#### DIRECTION:
For every line in the data below that contains "advancing", copy the line.

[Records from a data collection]
____
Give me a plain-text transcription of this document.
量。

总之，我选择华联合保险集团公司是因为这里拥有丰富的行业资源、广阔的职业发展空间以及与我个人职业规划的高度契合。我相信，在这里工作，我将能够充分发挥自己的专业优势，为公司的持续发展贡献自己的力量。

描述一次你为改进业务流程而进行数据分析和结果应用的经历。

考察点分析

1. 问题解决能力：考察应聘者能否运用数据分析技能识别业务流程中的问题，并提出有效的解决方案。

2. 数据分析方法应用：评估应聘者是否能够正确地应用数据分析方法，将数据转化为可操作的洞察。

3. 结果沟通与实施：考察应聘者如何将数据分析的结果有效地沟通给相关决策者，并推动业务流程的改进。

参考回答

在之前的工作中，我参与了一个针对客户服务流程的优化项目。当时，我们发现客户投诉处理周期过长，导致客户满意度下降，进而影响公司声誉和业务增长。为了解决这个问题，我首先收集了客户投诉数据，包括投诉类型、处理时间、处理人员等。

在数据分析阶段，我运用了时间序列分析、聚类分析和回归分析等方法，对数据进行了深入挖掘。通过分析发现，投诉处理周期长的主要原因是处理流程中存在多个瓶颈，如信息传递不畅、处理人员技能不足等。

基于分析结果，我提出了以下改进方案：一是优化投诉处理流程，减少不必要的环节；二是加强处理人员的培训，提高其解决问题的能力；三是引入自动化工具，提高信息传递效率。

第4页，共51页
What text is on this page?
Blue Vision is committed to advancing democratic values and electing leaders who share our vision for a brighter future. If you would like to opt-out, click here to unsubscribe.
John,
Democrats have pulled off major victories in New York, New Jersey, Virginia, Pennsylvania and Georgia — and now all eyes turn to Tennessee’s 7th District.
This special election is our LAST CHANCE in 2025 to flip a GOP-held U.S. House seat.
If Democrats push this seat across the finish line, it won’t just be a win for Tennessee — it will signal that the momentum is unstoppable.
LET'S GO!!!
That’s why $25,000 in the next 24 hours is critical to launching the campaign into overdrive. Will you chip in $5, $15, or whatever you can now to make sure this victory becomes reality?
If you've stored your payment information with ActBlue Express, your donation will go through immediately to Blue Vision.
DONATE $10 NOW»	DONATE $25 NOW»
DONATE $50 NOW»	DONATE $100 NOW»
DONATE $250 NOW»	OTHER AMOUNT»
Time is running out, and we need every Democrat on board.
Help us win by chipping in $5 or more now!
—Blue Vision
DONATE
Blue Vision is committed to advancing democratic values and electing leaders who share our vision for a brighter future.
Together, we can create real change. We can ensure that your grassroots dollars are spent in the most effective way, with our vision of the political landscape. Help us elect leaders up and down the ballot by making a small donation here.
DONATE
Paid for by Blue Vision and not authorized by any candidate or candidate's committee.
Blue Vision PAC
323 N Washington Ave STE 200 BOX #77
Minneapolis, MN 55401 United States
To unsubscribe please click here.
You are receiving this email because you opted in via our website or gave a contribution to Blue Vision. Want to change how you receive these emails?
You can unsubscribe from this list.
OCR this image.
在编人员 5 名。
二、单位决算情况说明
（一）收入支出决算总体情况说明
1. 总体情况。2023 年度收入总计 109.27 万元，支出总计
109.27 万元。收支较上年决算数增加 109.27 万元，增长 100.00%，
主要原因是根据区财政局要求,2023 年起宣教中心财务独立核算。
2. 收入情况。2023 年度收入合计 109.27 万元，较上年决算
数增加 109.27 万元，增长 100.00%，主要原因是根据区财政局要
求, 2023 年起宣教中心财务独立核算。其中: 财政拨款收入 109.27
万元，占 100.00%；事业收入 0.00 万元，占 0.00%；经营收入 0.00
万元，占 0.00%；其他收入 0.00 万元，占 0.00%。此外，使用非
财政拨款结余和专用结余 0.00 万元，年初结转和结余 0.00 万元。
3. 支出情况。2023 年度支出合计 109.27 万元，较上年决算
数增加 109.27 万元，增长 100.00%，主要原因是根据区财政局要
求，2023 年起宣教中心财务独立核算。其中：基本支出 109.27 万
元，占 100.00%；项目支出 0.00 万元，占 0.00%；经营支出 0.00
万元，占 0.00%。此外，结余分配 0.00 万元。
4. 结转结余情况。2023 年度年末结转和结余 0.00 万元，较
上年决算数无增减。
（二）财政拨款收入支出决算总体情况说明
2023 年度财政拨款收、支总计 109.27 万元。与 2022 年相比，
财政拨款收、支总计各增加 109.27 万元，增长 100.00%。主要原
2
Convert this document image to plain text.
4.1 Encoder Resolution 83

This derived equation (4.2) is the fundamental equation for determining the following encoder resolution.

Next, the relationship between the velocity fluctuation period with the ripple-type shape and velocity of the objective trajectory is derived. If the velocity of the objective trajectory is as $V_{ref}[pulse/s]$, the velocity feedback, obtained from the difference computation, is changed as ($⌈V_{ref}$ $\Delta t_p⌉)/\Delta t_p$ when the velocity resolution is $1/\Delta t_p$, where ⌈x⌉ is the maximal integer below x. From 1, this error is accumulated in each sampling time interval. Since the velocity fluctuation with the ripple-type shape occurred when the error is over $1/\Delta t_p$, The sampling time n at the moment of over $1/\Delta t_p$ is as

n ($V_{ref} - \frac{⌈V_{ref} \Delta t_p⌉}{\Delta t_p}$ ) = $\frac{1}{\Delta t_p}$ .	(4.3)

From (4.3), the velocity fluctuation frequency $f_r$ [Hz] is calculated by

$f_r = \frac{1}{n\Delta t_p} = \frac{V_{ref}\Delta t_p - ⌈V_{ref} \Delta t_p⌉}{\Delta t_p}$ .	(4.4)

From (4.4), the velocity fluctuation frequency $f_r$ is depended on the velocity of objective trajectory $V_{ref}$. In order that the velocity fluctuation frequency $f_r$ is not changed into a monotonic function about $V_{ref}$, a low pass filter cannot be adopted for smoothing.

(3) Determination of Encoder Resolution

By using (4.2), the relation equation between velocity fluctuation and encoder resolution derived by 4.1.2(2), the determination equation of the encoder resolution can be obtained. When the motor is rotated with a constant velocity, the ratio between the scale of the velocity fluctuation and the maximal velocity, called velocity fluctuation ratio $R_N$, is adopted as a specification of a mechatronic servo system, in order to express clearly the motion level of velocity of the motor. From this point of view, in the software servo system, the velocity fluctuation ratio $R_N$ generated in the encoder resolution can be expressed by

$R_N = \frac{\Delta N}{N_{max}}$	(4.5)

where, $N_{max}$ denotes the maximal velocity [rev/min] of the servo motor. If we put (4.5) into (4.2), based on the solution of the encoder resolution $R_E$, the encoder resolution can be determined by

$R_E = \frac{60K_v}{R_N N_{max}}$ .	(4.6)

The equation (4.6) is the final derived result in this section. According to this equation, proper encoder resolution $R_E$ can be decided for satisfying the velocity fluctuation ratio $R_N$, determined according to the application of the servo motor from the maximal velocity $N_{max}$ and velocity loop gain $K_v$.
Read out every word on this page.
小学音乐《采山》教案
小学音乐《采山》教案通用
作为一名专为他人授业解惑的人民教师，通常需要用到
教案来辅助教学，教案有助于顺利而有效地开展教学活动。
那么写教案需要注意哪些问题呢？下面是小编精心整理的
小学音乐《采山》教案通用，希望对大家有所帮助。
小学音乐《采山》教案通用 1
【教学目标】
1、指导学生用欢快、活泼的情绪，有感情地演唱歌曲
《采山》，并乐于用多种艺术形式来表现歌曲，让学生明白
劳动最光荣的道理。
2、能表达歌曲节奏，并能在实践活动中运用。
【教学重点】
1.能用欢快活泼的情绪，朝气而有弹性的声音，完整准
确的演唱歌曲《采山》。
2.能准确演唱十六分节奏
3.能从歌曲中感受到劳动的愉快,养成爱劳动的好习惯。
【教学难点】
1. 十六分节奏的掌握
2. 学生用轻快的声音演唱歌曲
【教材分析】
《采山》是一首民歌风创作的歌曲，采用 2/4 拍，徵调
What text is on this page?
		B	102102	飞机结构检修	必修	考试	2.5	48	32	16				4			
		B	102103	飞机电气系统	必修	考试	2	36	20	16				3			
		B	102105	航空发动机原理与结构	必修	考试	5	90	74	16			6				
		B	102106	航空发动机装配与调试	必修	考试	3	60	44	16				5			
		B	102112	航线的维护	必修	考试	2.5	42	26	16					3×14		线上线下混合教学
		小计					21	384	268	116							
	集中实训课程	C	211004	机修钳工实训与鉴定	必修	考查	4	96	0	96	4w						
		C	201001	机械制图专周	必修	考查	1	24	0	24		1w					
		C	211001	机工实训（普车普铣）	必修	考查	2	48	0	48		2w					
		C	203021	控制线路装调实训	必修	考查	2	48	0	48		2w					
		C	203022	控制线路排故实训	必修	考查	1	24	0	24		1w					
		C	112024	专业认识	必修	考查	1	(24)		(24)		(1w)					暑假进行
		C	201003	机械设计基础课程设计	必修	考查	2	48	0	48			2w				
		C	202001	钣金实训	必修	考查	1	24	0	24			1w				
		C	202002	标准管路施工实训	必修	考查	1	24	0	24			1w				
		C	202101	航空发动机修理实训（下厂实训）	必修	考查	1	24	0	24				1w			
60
____
#### TASK RESPONSE:
Blue Vision is committed to advancing democratic values and electing leaders who share our vision for a brighter future. If you would like to opt-out, click here to unsubscribe.
Blue Vision is committed to advancing democratic values and electing leaders who share our vision for a brighter future.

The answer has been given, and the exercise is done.